## [Task prompt]
According to the command-line tutorial, which flag lets cut select every column except the specified ones?

## [Source passage]
* start *

To select specified columns cut command can be used. By default, cut use whitespace as separator. When there is need to distinguish between standard whitespece and TAB (i.e. TAB-separated files) then -d $'\t' delimiter has to be set explicitly. When all columns except a specific column(s) are supposed to be selected --complement flag can be used.

cut -f1-3 file.txt
cut -d $'\t' -f1-3 file.txt
cut --complement -f4 file.txt # Select all columns except column 4

Content of the file can be sorted based on the specified column (-k1,1) or range of columns (-k1,3). When the data needs to be sorted numerically (-n) or in reverse order (-r) appropriate flags need to be added. Similarly to cut command sort recognizes as separator any whitespace. When TAB is used as a separator, to enforce distinction from the possible whitespaces used in the file, -d $'\t' flag has to be used explicitly.

sort -k1,1 file.txt # Sort based on first column
sort -k1,1 -k2,2nr file.txt # Sort first based on first column, then on second column numerically in reversed order
sort -k1,3 file.txt # Sort based on range of columns

sort command can also be used to retrieve the unique records using flag -u. When counts of instances for every unique items are supposed to be provided uniq -c command should be used in combination with sort as records before sent to uniq have to be sorted.

sort -u file.txt # Retrieve unique records in the file
< file.txt sort | uniq -c # Count number of instances for every unique item

Exercise: Which chromosome has the highest and the least number of variants?

< data-shared/luscinia_vars_flags.vcf grep -v '^#' |
cut -f1 |
sort |
uniq -c |
sort -k1,1n

Exercise: Get the first six base pairs from every read

cat *.fastq |
grep -E "^[ACGT]+$" |
cut -c1-6
sort |
uniq -c |
sort -k1,1nr |
less

String extraction and replacement

Another common task in bioinformatics is a string extraction and/or replacement. Often times we need to extract specific piece of information from a complex data.

Typical example is the extraction of a specific value according to a TAG in gff3 or VCF file. As positions of TAGS can differ from line to line, using cut command is simply not possible. Matching using sed based on a TAG is the only possibility. regex can be used to match appropriate pattern using sed.

Another typical task is a replacing of delimiters. tr command is very well suited for this task. -d flag can be used to remove specific characters from the file. The whole classes can be replaced which can be for instance used to change uppercase to lowercase or vice versa.

For extraction of repeating strings grep -o is the most efficient tool. In bioinformatics it can be easily used to match and retrieve microsatellites from the sequence for instance.

Note

Difference between sed and tr:

tr (from TRansliterate) replaces (or deletes) individual characters: Ideal for removing line ends (tr -d "\n") or replacing some separator to TAB (tr ";" "\t").

sed replaces (or deletes) complex patterns.

* end *

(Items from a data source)

* start *

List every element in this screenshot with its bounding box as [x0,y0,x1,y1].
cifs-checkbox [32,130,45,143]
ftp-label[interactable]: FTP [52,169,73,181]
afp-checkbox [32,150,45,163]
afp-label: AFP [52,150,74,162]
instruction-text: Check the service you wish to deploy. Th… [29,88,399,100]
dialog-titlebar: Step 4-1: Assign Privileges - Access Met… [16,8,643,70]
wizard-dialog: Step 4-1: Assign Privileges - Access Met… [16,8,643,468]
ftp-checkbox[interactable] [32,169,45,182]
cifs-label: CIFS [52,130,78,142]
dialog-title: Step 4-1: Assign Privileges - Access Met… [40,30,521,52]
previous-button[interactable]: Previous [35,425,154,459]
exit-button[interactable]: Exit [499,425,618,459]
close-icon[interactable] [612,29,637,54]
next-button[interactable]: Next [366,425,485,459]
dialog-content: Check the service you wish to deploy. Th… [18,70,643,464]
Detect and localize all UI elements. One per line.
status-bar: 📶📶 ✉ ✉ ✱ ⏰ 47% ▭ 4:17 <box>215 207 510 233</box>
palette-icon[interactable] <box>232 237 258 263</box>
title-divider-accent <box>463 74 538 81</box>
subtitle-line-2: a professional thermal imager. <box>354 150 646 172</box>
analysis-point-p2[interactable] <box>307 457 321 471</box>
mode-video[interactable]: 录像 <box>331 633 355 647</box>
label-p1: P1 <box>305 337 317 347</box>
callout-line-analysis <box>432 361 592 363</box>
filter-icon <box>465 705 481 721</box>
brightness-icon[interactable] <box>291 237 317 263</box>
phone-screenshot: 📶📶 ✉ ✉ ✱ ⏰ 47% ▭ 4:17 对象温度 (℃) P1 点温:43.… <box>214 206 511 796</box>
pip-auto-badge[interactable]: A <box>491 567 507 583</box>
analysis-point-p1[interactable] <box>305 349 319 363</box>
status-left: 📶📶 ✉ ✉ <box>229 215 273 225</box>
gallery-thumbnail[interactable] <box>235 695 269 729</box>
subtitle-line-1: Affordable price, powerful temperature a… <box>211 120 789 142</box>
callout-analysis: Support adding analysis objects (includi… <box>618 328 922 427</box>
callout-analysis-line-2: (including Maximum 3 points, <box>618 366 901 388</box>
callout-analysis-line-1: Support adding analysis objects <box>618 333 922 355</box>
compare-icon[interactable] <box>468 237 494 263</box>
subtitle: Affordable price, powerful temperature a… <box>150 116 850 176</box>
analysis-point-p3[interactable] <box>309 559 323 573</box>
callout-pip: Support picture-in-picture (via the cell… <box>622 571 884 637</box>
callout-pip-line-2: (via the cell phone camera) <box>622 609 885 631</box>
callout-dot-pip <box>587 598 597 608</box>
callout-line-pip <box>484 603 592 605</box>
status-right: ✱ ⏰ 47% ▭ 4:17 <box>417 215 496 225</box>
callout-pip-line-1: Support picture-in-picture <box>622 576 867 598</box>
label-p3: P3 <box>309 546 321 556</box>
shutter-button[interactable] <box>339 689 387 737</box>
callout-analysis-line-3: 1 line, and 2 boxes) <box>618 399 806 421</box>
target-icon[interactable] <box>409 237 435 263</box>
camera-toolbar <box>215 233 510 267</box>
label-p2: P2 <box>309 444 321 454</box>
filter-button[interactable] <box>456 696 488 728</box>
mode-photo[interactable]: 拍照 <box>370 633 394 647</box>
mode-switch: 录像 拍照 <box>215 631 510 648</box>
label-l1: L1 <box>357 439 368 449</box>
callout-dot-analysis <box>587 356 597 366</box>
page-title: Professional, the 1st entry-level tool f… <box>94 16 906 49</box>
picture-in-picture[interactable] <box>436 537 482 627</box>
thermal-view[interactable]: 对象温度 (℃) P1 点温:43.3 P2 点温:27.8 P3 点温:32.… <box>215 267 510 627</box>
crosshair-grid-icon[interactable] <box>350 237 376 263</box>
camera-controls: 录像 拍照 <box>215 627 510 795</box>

* end *

## [Output of the exercise]
The --complement flag.